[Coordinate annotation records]

━━━

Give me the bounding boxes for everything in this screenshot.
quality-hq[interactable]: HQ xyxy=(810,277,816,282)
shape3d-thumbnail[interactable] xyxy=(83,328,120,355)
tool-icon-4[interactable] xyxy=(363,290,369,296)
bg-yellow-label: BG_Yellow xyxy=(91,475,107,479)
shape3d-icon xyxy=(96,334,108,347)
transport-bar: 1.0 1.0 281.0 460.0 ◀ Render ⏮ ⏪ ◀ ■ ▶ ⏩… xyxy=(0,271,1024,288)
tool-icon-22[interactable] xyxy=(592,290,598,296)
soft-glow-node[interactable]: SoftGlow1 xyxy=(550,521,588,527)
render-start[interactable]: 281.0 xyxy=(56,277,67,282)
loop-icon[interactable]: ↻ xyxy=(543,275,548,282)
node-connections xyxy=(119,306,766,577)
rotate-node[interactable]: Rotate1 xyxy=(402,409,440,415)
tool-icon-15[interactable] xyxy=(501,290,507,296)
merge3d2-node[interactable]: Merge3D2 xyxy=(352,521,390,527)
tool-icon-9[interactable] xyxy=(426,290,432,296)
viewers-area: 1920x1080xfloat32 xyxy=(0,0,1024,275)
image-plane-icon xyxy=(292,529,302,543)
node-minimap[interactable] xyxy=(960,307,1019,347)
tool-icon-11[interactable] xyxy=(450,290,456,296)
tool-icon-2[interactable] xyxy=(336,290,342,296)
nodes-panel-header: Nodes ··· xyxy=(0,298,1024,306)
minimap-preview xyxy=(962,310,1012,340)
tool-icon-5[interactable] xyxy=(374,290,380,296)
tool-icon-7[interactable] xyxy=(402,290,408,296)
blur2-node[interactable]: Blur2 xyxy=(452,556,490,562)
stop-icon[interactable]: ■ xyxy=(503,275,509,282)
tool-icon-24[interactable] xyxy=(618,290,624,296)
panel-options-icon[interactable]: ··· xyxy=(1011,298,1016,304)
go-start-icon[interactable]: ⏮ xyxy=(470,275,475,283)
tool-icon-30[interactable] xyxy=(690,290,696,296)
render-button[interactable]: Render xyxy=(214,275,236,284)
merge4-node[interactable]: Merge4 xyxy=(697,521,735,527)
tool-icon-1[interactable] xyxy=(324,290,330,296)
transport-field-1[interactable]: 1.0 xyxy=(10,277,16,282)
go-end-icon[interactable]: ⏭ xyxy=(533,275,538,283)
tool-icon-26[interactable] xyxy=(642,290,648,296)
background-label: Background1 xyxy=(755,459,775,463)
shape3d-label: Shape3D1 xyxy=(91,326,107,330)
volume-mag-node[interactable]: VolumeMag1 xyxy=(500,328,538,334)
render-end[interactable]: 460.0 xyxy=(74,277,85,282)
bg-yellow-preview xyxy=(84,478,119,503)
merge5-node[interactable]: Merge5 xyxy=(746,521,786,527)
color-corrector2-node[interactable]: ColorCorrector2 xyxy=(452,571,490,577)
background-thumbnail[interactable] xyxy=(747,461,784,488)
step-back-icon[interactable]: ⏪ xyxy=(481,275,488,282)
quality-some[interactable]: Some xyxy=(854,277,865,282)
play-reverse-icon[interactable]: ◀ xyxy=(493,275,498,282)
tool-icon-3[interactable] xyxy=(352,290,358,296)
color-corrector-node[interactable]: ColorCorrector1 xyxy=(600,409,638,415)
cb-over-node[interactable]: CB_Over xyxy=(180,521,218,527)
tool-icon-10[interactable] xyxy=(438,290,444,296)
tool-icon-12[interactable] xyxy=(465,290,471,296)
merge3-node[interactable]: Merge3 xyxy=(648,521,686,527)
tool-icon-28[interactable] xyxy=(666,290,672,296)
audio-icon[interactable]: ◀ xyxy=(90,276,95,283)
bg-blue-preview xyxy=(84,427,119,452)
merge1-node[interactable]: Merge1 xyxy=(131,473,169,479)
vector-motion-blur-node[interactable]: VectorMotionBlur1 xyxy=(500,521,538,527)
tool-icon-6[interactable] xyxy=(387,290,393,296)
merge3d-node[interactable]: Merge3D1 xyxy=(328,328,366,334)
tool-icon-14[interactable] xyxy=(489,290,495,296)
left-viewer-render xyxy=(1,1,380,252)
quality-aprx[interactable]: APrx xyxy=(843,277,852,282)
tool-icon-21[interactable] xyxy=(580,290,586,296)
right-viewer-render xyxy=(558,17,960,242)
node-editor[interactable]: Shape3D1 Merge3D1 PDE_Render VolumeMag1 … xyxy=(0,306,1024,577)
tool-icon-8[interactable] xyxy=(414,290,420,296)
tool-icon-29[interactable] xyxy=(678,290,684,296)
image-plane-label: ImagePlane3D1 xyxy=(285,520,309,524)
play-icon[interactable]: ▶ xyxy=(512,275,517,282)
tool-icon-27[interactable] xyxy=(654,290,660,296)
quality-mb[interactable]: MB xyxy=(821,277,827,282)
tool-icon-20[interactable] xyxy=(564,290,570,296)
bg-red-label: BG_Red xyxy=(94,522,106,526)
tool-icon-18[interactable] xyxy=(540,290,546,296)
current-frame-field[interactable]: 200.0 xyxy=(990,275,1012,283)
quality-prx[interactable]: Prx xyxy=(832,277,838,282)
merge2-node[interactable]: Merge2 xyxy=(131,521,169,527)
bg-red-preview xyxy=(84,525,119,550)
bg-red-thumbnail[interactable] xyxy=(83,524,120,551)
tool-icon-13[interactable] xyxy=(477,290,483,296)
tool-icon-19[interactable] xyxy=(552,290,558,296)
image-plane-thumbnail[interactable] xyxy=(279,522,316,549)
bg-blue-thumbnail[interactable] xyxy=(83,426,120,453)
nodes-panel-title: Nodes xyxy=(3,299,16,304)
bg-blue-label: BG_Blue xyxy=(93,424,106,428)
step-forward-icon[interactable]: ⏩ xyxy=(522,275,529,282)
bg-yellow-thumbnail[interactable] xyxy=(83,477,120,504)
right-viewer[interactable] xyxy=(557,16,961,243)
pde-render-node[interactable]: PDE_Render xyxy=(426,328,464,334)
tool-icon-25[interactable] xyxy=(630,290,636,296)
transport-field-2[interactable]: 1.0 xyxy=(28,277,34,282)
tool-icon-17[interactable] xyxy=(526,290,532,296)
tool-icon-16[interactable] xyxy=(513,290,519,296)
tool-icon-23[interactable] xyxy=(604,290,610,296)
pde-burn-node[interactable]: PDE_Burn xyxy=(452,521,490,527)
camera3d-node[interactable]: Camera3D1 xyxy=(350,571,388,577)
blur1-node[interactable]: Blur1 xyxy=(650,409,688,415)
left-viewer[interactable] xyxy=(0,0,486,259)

━━━

### Request
Retype all of the data above line by line, keeping every character unchanged.

### The completed task
Give me the bounding boxes for everything in this screenshot.
quality-hq[interactable]: HQ xyxy=(810,277,816,282)
shape3d-thumbnail[interactable] xyxy=(83,328,120,355)
tool-icon-4[interactable] xyxy=(363,290,369,296)
bg-yellow-label: BG_Yellow xyxy=(91,475,107,479)
shape3d-icon xyxy=(96,334,108,347)
transport-bar: 1.0 1.0 281.0 460.0 ◀ Render ⏮ ⏪ ◀ ■ ▶ ⏩… xyxy=(0,271,1024,288)
tool-icon-22[interactable] xyxy=(592,290,598,296)
soft-glow-node[interactable]: SoftGlow1 xyxy=(550,521,588,527)
render-start[interactable]: 281.0 xyxy=(56,277,67,282)
loop-icon[interactable]: ↻ xyxy=(543,275,548,282)
node-connections xyxy=(119,306,766,577)
rotate-node[interactable]: Rotate1 xyxy=(402,409,440,415)
tool-icon-15[interactable] xyxy=(501,290,507,296)
merge3d2-node[interactable]: Merge3D2 xyxy=(352,521,390,527)
tool-icon-9[interactable] xyxy=(426,290,432,296)
viewers-area: 1920x1080xfloat32 xyxy=(0,0,1024,275)
image-plane-icon xyxy=(292,529,302,543)
node-minimap[interactable] xyxy=(960,307,1019,347)
tool-icon-11[interactable] xyxy=(450,290,456,296)
tool-icon-2[interactable] xyxy=(336,290,342,296)
nodes-panel-header: Nodes ··· xyxy=(0,298,1024,306)
minimap-preview xyxy=(962,310,1012,340)
tool-icon-5[interactable] xyxy=(374,290,380,296)
tool-icon-7[interactable] xyxy=(402,290,408,296)
blur2-node[interactable]: Blur2 xyxy=(452,556,490,562)
stop-icon[interactable]: ■ xyxy=(503,275,509,282)
tool-icon-24[interactable] xyxy=(618,290,624,296)
panel-options-icon[interactable]: ··· xyxy=(1011,298,1016,304)
go-start-icon[interactable]: ⏮ xyxy=(470,275,475,283)
tool-icon-30[interactable] xyxy=(690,290,696,296)
render-button[interactable]: Render xyxy=(214,275,236,284)
merge4-node[interactable]: Merge4 xyxy=(697,521,735,527)
tool-icon-1[interactable] xyxy=(324,290,330,296)
transport-field-1[interactable]: 1.0 xyxy=(10,277,16,282)
go-end-icon[interactable]: ⏭ xyxy=(533,275,538,283)
tool-icon-26[interactable] xyxy=(642,290,648,296)
background-label: Background1 xyxy=(755,459,775,463)
shape3d-label: Shape3D1 xyxy=(91,326,107,330)
volume-mag-node[interactable]: VolumeMag1 xyxy=(500,328,538,334)
render-end[interactable]: 460.0 xyxy=(74,277,85,282)
bg-yellow-preview xyxy=(84,478,119,503)
merge5-node[interactable]: Merge5 xyxy=(746,521,786,527)
color-corrector2-node[interactable]: ColorCorrector2 xyxy=(452,571,490,577)
background-thumbnail[interactable] xyxy=(747,461,784,488)
step-back-icon[interactable]: ⏪ xyxy=(481,275,488,282)
quality-some[interactable]: Some xyxy=(854,277,865,282)
play-reverse-icon[interactable]: ◀ xyxy=(493,275,498,282)
tool-icon-3[interactable] xyxy=(352,290,358,296)
color-corrector-node[interactable]: ColorCorrector1 xyxy=(600,409,638,415)
cb-over-node[interactable]: CB_Over xyxy=(180,521,218,527)
tool-icon-10[interactable] xyxy=(438,290,444,296)
tool-icon-12[interactable] xyxy=(465,290,471,296)
merge3-node[interactable]: Merge3 xyxy=(648,521,686,527)
tool-icon-28[interactable] xyxy=(666,290,672,296)
audio-icon[interactable]: ◀ xyxy=(90,276,95,283)
bg-blue-preview xyxy=(84,427,119,452)
merge1-node[interactable]: Merge1 xyxy=(131,473,169,479)
vector-motion-blur-node[interactable]: VectorMotionBlur1 xyxy=(500,521,538,527)
tool-icon-6[interactable] xyxy=(387,290,393,296)
merge3d-node[interactable]: Merge3D1 xyxy=(328,328,366,334)
tool-icon-14[interactable] xyxy=(489,290,495,296)
left-viewer-render xyxy=(1,1,380,252)
quality-aprx[interactable]: APrx xyxy=(843,277,852,282)
tool-icon-21[interactable] xyxy=(580,290,586,296)
right-viewer-render xyxy=(558,17,960,242)
node-editor[interactable]: Shape3D1 Merge3D1 PDE_Render VolumeMag1 … xyxy=(0,306,1024,577)
tool-icon-8[interactable] xyxy=(414,290,420,296)
tool-icon-29[interactable] xyxy=(678,290,684,296)
image-plane-label: ImagePlane3D1 xyxy=(285,520,309,524)
play-icon[interactable]: ▶ xyxy=(512,275,517,282)
tool-icon-27[interactable] xyxy=(654,290,660,296)
quality-mb[interactable]: MB xyxy=(821,277,827,282)
tool-icon-20[interactable] xyxy=(564,290,570,296)
bg-red-label: BG_Red xyxy=(94,522,106,526)
tool-icon-18[interactable] xyxy=(540,290,546,296)
current-frame-field[interactable]: 200.0 xyxy=(990,275,1012,283)
quality-prx[interactable]: Prx xyxy=(832,277,838,282)
merge2-node[interactable]: Merge2 xyxy=(131,521,169,527)
bg-red-preview xyxy=(84,525,119,550)
bg-red-thumbnail[interactable] xyxy=(83,524,120,551)
tool-icon-13[interactable] xyxy=(477,290,483,296)
tool-icon-19[interactable] xyxy=(552,290,558,296)
image-plane-thumbnail[interactable] xyxy=(279,522,316,549)
bg-blue-thumbnail[interactable] xyxy=(83,426,120,453)
nodes-panel-title: Nodes xyxy=(3,299,16,304)
bg-blue-label: BG_Blue xyxy=(93,424,106,428)
step-forward-icon[interactable]: ⏩ xyxy=(522,275,529,282)
bg-yellow-thumbnail[interactable] xyxy=(83,477,120,504)
right-viewer[interactable] xyxy=(557,16,961,243)
pde-render-node[interactable]: PDE_Render xyxy=(426,328,464,334)
tool-icon-25[interactable] xyxy=(630,290,636,296)
transport-field-2[interactable]: 1.0 xyxy=(28,277,34,282)
tool-icon-17[interactable] xyxy=(526,290,532,296)
tool-icon-16[interactable] xyxy=(513,290,519,296)
tool-icon-23[interactable] xyxy=(604,290,610,296)
pde-burn-node[interactable]: PDE_Burn xyxy=(452,521,490,527)
camera3d-node[interactable]: Camera3D1 xyxy=(350,571,388,577)
blur1-node[interactable]: Blur1 xyxy=(650,409,688,415)
left-viewer[interactable] xyxy=(0,0,486,259)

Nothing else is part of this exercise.